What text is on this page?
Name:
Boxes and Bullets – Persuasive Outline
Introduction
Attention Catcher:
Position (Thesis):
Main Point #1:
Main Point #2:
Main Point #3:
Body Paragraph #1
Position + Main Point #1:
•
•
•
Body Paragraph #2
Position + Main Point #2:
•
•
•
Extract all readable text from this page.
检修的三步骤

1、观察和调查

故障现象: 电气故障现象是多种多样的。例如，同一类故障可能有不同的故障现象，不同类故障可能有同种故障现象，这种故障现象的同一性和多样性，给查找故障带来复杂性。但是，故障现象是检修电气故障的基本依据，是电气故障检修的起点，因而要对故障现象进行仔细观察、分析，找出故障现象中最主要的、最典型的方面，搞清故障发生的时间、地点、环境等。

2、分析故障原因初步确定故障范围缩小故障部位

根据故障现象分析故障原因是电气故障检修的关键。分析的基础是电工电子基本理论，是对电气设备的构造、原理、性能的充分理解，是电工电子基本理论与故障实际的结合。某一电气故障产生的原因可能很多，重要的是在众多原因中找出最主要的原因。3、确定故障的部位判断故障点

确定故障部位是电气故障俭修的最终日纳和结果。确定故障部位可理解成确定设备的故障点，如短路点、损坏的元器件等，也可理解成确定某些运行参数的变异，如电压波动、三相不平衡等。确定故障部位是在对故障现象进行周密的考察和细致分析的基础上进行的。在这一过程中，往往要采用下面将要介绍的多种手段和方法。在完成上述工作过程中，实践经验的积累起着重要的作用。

-*-*-

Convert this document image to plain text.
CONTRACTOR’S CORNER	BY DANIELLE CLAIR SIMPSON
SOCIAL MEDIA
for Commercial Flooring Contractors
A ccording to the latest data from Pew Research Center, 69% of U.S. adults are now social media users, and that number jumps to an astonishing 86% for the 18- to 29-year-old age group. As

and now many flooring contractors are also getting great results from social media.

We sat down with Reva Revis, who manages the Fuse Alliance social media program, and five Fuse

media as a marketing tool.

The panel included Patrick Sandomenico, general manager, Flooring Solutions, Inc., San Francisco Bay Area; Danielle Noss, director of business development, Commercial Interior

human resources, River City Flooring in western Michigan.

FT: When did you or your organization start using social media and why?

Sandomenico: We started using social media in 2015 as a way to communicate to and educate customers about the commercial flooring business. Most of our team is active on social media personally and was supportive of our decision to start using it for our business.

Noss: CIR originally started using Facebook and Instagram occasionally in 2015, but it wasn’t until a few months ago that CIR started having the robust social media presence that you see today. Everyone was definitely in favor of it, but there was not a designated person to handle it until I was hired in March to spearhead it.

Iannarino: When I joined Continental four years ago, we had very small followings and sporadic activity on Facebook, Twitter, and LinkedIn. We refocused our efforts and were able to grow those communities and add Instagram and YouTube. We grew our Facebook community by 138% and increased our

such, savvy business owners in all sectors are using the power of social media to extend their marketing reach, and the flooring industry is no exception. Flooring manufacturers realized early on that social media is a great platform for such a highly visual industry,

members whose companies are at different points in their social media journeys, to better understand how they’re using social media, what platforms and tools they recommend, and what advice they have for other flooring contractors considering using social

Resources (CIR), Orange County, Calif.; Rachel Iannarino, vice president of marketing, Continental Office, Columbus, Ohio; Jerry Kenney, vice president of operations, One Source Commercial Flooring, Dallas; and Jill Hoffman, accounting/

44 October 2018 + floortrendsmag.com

-*-*-

- _Task objective_: Check each line above for the string "Position", then copy the ones that have it.

- _Result of the exercise_:
Position (Thesis):
Position + Main Point #1:
Position + Main Point #2:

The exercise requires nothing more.